Work out how many lines in the entries below include the word "title". Give nothing but the number.

=-=-=

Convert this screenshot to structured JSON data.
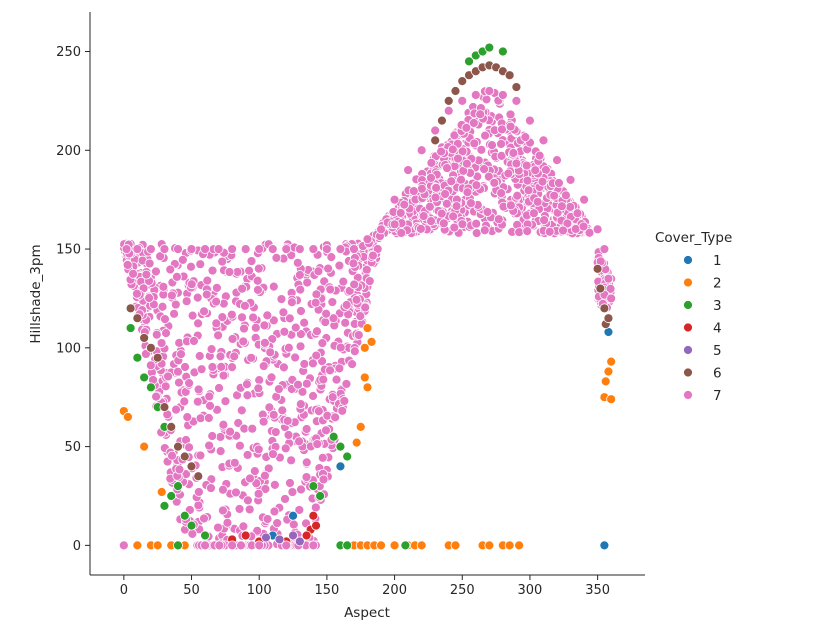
{
  "chart_data": {
    "type": "scatter",
    "title": "",
    "xlabel": "Aspect",
    "ylabel": "Hillshade_3pm",
    "xlim": [
      -25,
      385
    ],
    "ylim": [
      -15,
      270
    ],
    "xticks": [
      "0",
      "50",
      "100",
      "150",
      "200",
      "250",
      "300",
      "350"
    ],
    "yticks": [
      "0",
      "50",
      "100",
      "150",
      "200",
      "250"
    ],
    "grid": false,
    "legend": {
      "title": "Cover_Type",
      "placement": "right",
      "entries": [
        {
          "label": "1",
          "color": "#1f77b4"
        },
        {
          "label": "2",
          "color": "#ff7f0e"
        },
        {
          "label": "3",
          "color": "#2ca02c"
        },
        {
          "label": "4",
          "color": "#d62728"
        },
        {
          "label": "5",
          "color": "#9467bd"
        },
        {
          "label": "6",
          "color": "#8c564b"
        },
        {
          "label": "7",
          "color": "#e377c2"
        }
      ]
    },
    "series": [
      {
        "name": "1",
        "color": "#1f77b4",
        "points": [
          [
            0,
            0
          ],
          [
            355,
            0
          ],
          [
            358,
            108
          ],
          [
            110,
            5
          ],
          [
            125,
            15
          ],
          [
            160,
            40
          ]
        ]
      },
      {
        "name": "2",
        "color": "#ff7f0e",
        "points": [
          [
            0,
            68
          ],
          [
            3,
            65
          ],
          [
            10,
            0
          ],
          [
            20,
            0
          ],
          [
            25,
            0
          ],
          [
            28,
            27
          ],
          [
            35,
            0
          ],
          [
            45,
            0
          ],
          [
            15,
            50
          ],
          [
            170,
            0
          ],
          [
            175,
            0
          ],
          [
            180,
            0
          ],
          [
            185,
            0
          ],
          [
            190,
            0
          ],
          [
            200,
            0
          ],
          [
            210,
            0
          ],
          [
            215,
            0
          ],
          [
            220,
            0
          ],
          [
            240,
            0
          ],
          [
            245,
            0
          ],
          [
            265,
            0
          ],
          [
            270,
            0
          ],
          [
            280,
            0
          ],
          [
            285,
            0
          ],
          [
            292,
            0
          ],
          [
            355,
            75
          ],
          [
            356,
            83
          ],
          [
            358,
            88
          ],
          [
            360,
            93
          ],
          [
            360,
            74
          ],
          [
            180,
            110
          ],
          [
            183,
            103
          ],
          [
            180,
            80
          ],
          [
            178,
            85
          ],
          [
            175,
            60
          ],
          [
            172,
            52
          ],
          [
            178,
            100
          ]
        ]
      },
      {
        "name": "3",
        "color": "#2ca02c",
        "points": [
          [
            40,
            0
          ],
          [
            160,
            0
          ],
          [
            165,
            0
          ],
          [
            208,
            0
          ],
          [
            30,
            20
          ],
          [
            35,
            25
          ],
          [
            40,
            30
          ],
          [
            45,
            15
          ],
          [
            50,
            10
          ],
          [
            60,
            5
          ],
          [
            5,
            110
          ],
          [
            10,
            95
          ],
          [
            15,
            85
          ],
          [
            20,
            80
          ],
          [
            25,
            70
          ],
          [
            30,
            60
          ],
          [
            155,
            55
          ],
          [
            160,
            50
          ],
          [
            165,
            45
          ],
          [
            255,
            245
          ],
          [
            260,
            248
          ],
          [
            265,
            250
          ],
          [
            270,
            252
          ],
          [
            280,
            250
          ],
          [
            140,
            30
          ],
          [
            145,
            25
          ]
        ]
      },
      {
        "name": "4",
        "color": "#d62728",
        "points": [
          [
            140,
            15
          ],
          [
            138,
            8
          ],
          [
            142,
            10
          ],
          [
            135,
            5
          ],
          [
            120,
            2
          ],
          [
            100,
            2
          ],
          [
            90,
            5
          ],
          [
            80,
            3
          ]
        ]
      },
      {
        "name": "5",
        "color": "#9467bd",
        "points": [
          [
            115,
            3
          ],
          [
            125,
            5
          ],
          [
            130,
            2
          ],
          [
            105,
            4
          ]
        ]
      },
      {
        "name": "6",
        "color": "#8c564b",
        "points": [
          [
            5,
            120
          ],
          [
            10,
            115
          ],
          [
            15,
            105
          ],
          [
            20,
            100
          ],
          [
            25,
            95
          ],
          [
            30,
            70
          ],
          [
            35,
            60
          ],
          [
            40,
            50
          ],
          [
            45,
            45
          ],
          [
            50,
            40
          ],
          [
            55,
            35
          ],
          [
            230,
            205
          ],
          [
            235,
            215
          ],
          [
            240,
            225
          ],
          [
            245,
            230
          ],
          [
            250,
            235
          ],
          [
            255,
            238
          ],
          [
            260,
            240
          ],
          [
            265,
            242
          ],
          [
            270,
            243
          ],
          [
            275,
            242
          ],
          [
            280,
            240
          ],
          [
            285,
            238
          ],
          [
            290,
            232
          ],
          [
            350,
            140
          ],
          [
            352,
            130
          ],
          [
            355,
            120
          ],
          [
            356,
            112
          ],
          [
            358,
            115
          ]
        ]
      },
      {
        "name": "7",
        "color": "#e377c2",
        "points": [
          [
            0,
            0
          ],
          [
            2,
            150
          ],
          [
            10,
            150
          ],
          [
            20,
            150
          ],
          [
            30,
            150
          ],
          [
            40,
            150
          ],
          [
            50,
            150
          ],
          [
            60,
            150
          ],
          [
            70,
            150
          ],
          [
            80,
            150
          ],
          [
            90,
            150
          ],
          [
            100,
            150
          ],
          [
            110,
            150
          ],
          [
            120,
            150
          ],
          [
            130,
            150
          ],
          [
            140,
            150
          ],
          [
            150,
            150
          ],
          [
            160,
            150
          ],
          [
            170,
            150
          ],
          [
            180,
            155
          ],
          [
            190,
            160
          ],
          [
            200,
            175
          ],
          [
            210,
            190
          ],
          [
            220,
            200
          ],
          [
            230,
            210
          ],
          [
            240,
            220
          ],
          [
            250,
            225
          ],
          [
            260,
            228
          ],
          [
            270,
            230
          ],
          [
            280,
            228
          ],
          [
            290,
            225
          ],
          [
            300,
            215
          ],
          [
            310,
            205
          ],
          [
            320,
            195
          ],
          [
            330,
            185
          ],
          [
            340,
            175
          ],
          [
            350,
            160
          ],
          [
            355,
            150
          ],
          [
            358,
            135
          ],
          [
            360,
            125
          ],
          [
            100,
            0
          ],
          [
            120,
            0
          ],
          [
            140,
            0
          ],
          [
            60,
            0
          ],
          [
            80,
            0
          ]
        ]
      }
    ]
  }
}
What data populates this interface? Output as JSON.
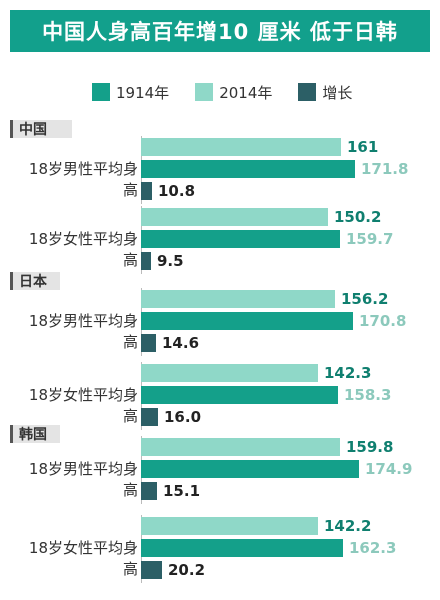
{
  "title": "中国人身高百年增10 厘米 低于日韩",
  "legend": {
    "y1914": "1914年",
    "y2014": "2014年",
    "growth": "增长"
  },
  "colors": {
    "banner": "#12a08c",
    "y1914": "#14a08a",
    "y2014": "#8fd8c8",
    "growth": "#2c5f66"
  },
  "chart_data": {
    "type": "bar",
    "orientation": "horizontal",
    "title": "中国人身高百年增10 厘米 低于日韩",
    "series_names": [
      "1914年",
      "2014年",
      "增长"
    ],
    "groups": [
      {
        "country": "中国",
        "rows": [
          {
            "label": "18岁男性平均身高",
            "y1914": 161,
            "y2014": 171.8,
            "growth": 10.8,
            "y1914_text": "161",
            "y2014_text": "171.8",
            "growth_text": "10.8"
          },
          {
            "label": "18岁女性平均身高",
            "y1914": 150.2,
            "y2014": 159.7,
            "growth": 9.5,
            "y1914_text": "150.2",
            "y2014_text": "159.7",
            "growth_text": "9.5"
          }
        ]
      },
      {
        "country": "日本",
        "rows": [
          {
            "label": "18岁男性平均身高",
            "y1914": 156.2,
            "y2014": 170.8,
            "growth": 14.6,
            "y1914_text": "156.2",
            "y2014_text": "170.8",
            "growth_text": "14.6"
          },
          {
            "label": "18岁女性平均身高",
            "y1914": 142.3,
            "y2014": 158.3,
            "growth": 16.0,
            "y1914_text": "142.3",
            "y2014_text": "158.3",
            "growth_text": "16.0"
          }
        ]
      },
      {
        "country": "韩国",
        "rows": [
          {
            "label": "18岁男性平均身高",
            "y1914": 159.8,
            "y2014": 174.9,
            "growth": 15.1,
            "y1914_text": "159.8",
            "y2014_text": "174.9",
            "growth_text": "15.1"
          },
          {
            "label": "18岁女性平均身高",
            "y1914": 142.2,
            "y2014": 162.3,
            "growth": 20.2,
            "y1914_text": "142.2",
            "y2014_text": "162.3",
            "growth_text": "20.2"
          }
        ]
      }
    ]
  }
}
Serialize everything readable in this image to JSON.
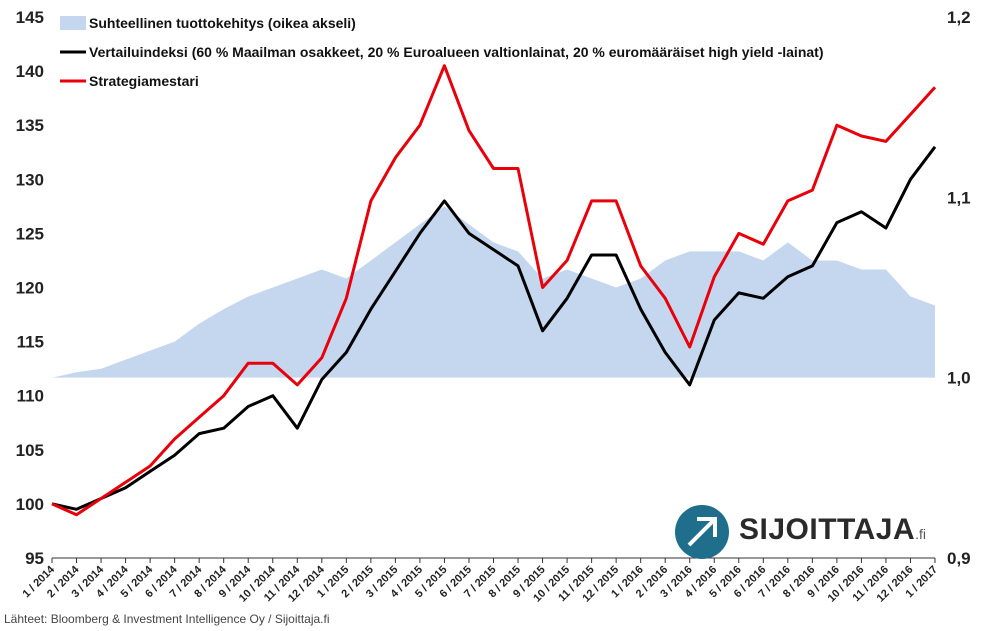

=-=-=

- Task result
4